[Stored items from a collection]
══════════════════════════════
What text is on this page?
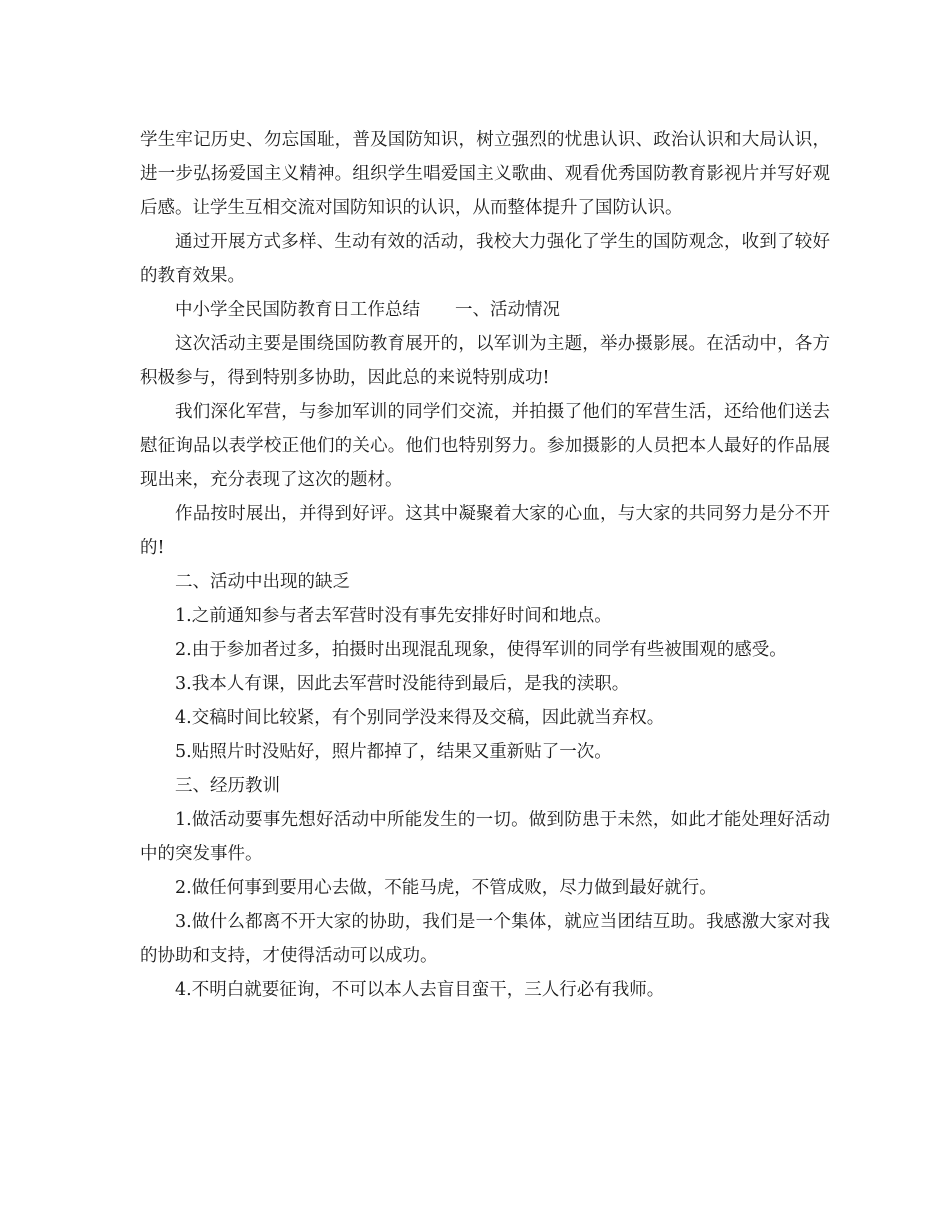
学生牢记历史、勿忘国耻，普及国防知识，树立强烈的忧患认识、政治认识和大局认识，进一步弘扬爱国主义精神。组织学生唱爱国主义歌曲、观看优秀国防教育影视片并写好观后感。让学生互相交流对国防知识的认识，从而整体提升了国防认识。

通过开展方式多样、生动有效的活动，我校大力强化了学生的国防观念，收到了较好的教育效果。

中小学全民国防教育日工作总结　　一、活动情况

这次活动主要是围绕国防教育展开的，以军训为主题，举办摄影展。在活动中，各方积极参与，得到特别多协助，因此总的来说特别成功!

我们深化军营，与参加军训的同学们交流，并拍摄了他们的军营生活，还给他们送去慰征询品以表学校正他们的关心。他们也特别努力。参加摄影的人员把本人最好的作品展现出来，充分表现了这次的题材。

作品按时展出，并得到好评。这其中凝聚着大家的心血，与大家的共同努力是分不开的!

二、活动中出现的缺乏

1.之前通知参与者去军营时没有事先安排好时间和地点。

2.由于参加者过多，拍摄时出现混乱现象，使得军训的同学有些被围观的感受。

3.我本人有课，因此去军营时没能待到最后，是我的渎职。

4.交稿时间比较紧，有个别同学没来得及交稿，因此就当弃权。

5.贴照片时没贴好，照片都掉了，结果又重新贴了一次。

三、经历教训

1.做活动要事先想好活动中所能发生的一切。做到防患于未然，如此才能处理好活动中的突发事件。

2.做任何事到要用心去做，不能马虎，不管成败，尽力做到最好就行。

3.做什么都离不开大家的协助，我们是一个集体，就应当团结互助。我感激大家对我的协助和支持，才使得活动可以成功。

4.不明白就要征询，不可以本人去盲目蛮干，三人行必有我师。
══════════════════════════════
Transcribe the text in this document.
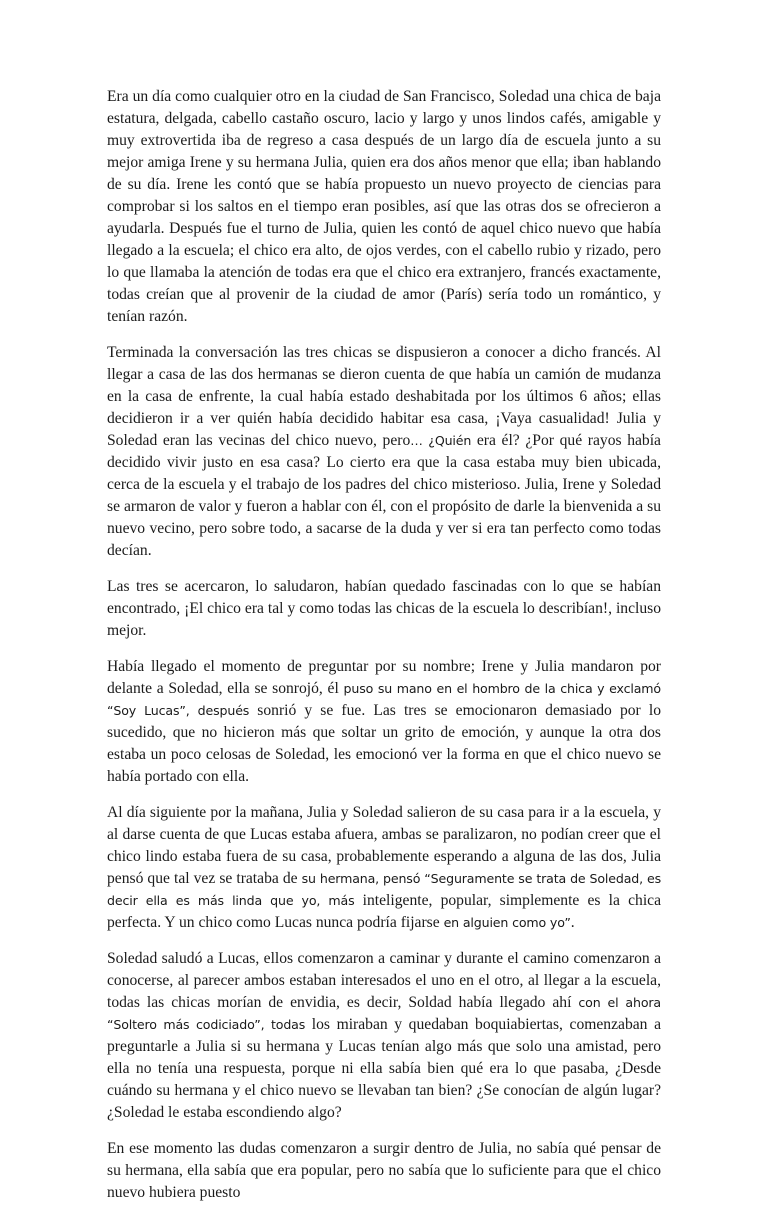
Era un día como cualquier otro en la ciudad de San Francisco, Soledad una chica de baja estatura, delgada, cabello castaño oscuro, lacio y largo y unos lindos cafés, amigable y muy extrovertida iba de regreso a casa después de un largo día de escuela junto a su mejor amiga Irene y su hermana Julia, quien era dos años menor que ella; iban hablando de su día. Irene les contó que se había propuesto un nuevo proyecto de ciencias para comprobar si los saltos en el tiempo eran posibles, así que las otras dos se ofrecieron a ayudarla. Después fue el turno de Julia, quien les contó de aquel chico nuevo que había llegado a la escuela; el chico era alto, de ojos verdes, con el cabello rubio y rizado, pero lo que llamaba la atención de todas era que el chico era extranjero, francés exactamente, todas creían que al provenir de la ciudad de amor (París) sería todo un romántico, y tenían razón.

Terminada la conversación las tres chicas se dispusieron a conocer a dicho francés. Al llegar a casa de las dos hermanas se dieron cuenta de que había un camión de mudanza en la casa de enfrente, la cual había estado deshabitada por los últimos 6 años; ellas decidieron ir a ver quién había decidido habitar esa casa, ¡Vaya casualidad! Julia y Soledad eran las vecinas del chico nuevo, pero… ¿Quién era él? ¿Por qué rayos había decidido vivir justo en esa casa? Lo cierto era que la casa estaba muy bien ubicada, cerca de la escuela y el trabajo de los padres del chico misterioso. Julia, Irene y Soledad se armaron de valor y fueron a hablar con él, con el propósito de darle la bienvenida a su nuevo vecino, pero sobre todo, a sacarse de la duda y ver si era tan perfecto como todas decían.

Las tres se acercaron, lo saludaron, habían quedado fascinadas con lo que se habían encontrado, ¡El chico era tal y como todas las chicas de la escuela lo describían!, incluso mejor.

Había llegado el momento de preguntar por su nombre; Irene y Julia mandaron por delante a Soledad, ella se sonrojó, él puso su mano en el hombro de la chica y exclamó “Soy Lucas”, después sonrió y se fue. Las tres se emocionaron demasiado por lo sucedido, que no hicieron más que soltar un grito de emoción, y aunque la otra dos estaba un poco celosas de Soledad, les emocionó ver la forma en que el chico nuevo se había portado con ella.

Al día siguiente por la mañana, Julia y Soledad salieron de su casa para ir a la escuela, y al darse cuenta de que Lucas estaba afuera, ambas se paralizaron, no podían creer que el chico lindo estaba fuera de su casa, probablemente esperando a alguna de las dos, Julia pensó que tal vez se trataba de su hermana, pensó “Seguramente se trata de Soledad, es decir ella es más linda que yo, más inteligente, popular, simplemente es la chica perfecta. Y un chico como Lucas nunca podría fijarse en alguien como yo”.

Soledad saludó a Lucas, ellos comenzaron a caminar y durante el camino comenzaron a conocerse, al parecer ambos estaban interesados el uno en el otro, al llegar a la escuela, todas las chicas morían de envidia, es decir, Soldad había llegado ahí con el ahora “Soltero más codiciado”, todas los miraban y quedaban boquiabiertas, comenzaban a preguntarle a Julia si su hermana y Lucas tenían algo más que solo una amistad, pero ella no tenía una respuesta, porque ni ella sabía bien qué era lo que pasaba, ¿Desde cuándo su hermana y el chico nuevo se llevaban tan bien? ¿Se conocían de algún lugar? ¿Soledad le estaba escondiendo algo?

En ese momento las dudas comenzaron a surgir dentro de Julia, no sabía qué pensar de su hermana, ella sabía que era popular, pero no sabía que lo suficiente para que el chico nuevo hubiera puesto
══════════════════════════════
**AIM**
Gather from the records above every line containing the string "mejor".

**FINAL ANSWER**
Era un día como cualquier otro en la ciudad de San Francisco, Soledad una chica de baja estatura, delgada, cabello castaño oscuro, lacio y largo y unos lindos cafés, amigable y muy extrovertida iba de regreso a casa después de un largo día de escuela junto a su mejor amiga Irene y su hermana Julia, quien era dos años menor que ella; iban hablando de su día. Irene les contó que se había propuesto un nuevo proyecto de ciencias para comprobar si los saltos en el tiempo eran posibles, así que las otras dos se ofrecieron a ayudarla. Después fue el turno de Julia, quien les contó de aquel chico nuevo que había llegado a la escuela; el chico era alto, de ojos verdes, con el cabello rubio y rizado, pero lo que llamaba la atención de todas era que el chico era extranjero, francés exactamente, todas creían que al provenir de la ciudad de amor (París) sería todo un romántico, y tenían razón.
Las tres se acercaron, lo saludaron, habían quedado fascinadas con lo que se habían encontrado, ¡El chico era tal y como todas las chicas de la escuela lo describían!, incluso mejor.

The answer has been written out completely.